> _Directions for this task_
Skip the images. Copy the records exactly as written.

[Dataset excerpts]
********

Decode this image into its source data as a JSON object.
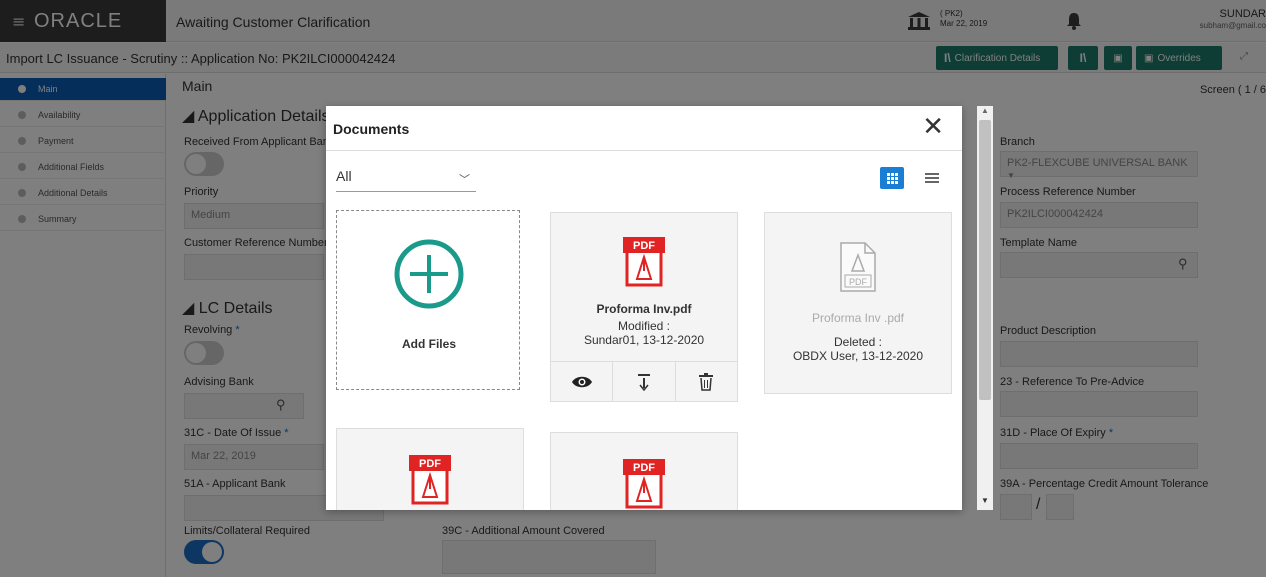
{
  "header": {
    "logo": "ORACLE",
    "status_title": "Awaiting Customer Clarification",
    "branch_code": "( PK2)",
    "branch_date": "Mar 22, 2019",
    "user_name": "SUNDAR",
    "user_email": "subham@gmail.co"
  },
  "subheader": {
    "title": "Import LC Issuance - Scrutiny :: Application No: PK2ILCI000042424",
    "clarification_label": "Clarification Details",
    "overrides_label": "Overrides"
  },
  "sidebar": {
    "items": [
      {
        "label": "Main"
      },
      {
        "label": "Availability"
      },
      {
        "label": "Payment"
      },
      {
        "label": "Additional Fields"
      },
      {
        "label": "Additional Details"
      },
      {
        "label": "Summary"
      }
    ]
  },
  "main": {
    "title": "Main",
    "screen_label": "Screen ( 1 / 6",
    "app_details_heading": "Application Details",
    "received_from_label": "Received From Applicant Ban",
    "priority_label": "Priority",
    "priority_value": "Medium",
    "customer_ref_label": "Customer Reference Number",
    "lc_details_heading": "LC Details",
    "revolving_label": "Revolving",
    "advising_bank_label": "Advising Bank",
    "date_of_issue_label": "31C - Date Of Issue",
    "date_of_issue_value": "Mar 22, 2019",
    "applicant_bank_label": "51A - Applicant Bank",
    "limits_label": "Limits/Collateral Required",
    "additional_amount_label": "39C - Additional Amount Covered",
    "branch_label": "Branch",
    "branch_value": "PK2-FLEXCUBE UNIVERSAL BANK",
    "process_ref_label": "Process Reference Number",
    "process_ref_value": "PK2ILCI000042424",
    "template_label": "Template Name",
    "product_desc_label": "Product Description",
    "pre_advice_label": "23 - Reference To Pre-Advice",
    "place_of_expiry_label": "31D - Place Of Expiry",
    "tolerance_label": "39A - Percentage Credit Amount Tolerance",
    "tolerance_sep": "/"
  },
  "modal": {
    "title": "Documents",
    "filter_value": "All",
    "add_files_label": "Add Files",
    "docs": [
      {
        "name": "Proforma Inv.pdf",
        "status": "Modified :",
        "by": "Sundar01, 13-12-2020"
      },
      {
        "name": "Proforma Inv .pdf",
        "status": "Deleted :",
        "by": "OBDX User, 13-12-2020"
      }
    ]
  },
  "icons": {
    "pdf_badge": "PDF"
  },
  "colors": {
    "accent": "#1b7a6a",
    "sidebar_active": "#0a5fb4",
    "add_icon": "#1a9a8a",
    "pdf_red": "#e02424"
  }
}
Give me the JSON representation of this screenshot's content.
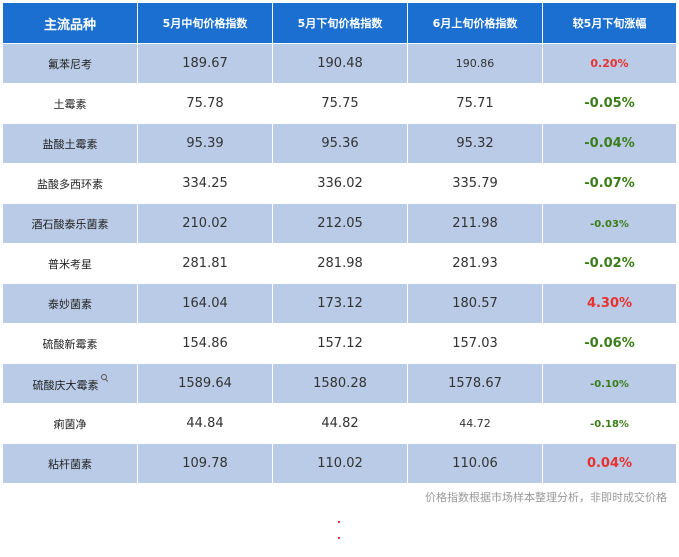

********

> _Written solution_
Decode this image into its source data as a JSON object.
{
  "header": {
    "logo": "ORACLE",
    "status_title": "Awaiting Customer Clarification",
    "branch_code": "( PK2)",
    "branch_date": "Mar 22, 2019",
    "user_name": "SUNDAR",
    "user_email": "subham@gmail.co"
  },
  "subheader": {
    "title": "Import LC Issuance - Scrutiny :: Application No: PK2ILCI000042424",
    "clarification_label": "Clarification Details",
    "overrides_label": "Overrides"
  },
  "sidebar": {
    "items": [
      {
        "label": "Main"
      },
      {
        "label": "Availability"
      },
      {
        "label": "Payment"
      },
      {
        "label": "Additional Fields"
      },
      {
        "label": "Additional Details"
      },
      {
        "label": "Summary"
      }
    ]
  },
  "main": {
    "title": "Main",
    "screen_label": "Screen ( 1 / 6",
    "app_details_heading": "Application Details",
    "received_from_label": "Received From Applicant Ban",
    "priority_label": "Priority",
    "priority_value": "Medium",
    "customer_ref_label": "Customer Reference Number",
    "lc_details_heading": "LC Details",
    "revolving_label": "Revolving",
    "advising_bank_label": "Advising Bank",
    "date_of_issue_label": "31C - Date Of Issue",
    "date_of_issue_value": "Mar 22, 2019",
    "applicant_bank_label": "51A - Applicant Bank",
    "limits_label": "Limits/Collateral Required",
    "additional_amount_label": "39C - Additional Amount Covered",
    "branch_label": "Branch",
    "branch_value": "PK2-FLEXCUBE UNIVERSAL BANK",
    "process_ref_label": "Process Reference Number",
    "process_ref_value": "PK2ILCI000042424",
    "template_label": "Template Name",
    "product_desc_label": "Product Description",
    "pre_advice_label": "23 - Reference To Pre-Advice",
    "place_of_expiry_label": "31D - Place Of Expiry",
    "tolerance_label": "39A - Percentage Credit Amount Tolerance",
    "tolerance_sep": "/"
  },
  "modal": {
    "title": "Documents",
    "filter_value": "All",
    "add_files_label": "Add Files",
    "docs": [
      {
        "name": "Proforma Inv.pdf",
        "status": "Modified :",
        "by": "Sundar01, 13-12-2020"
      },
      {
        "name": "Proforma Inv .pdf",
        "status": "Deleted :",
        "by": "OBDX User, 13-12-2020"
      }
    ]
  },
  "icons": {
    "pdf_badge": "PDF"
  },
  "colors": {
    "accent": "#1b7a6a",
    "sidebar_active": "#0a5fb4",
    "add_icon": "#1a9a8a",
    "pdf_red": "#e02424"
  }
}
Give me the JSON representation of this screenshot's content.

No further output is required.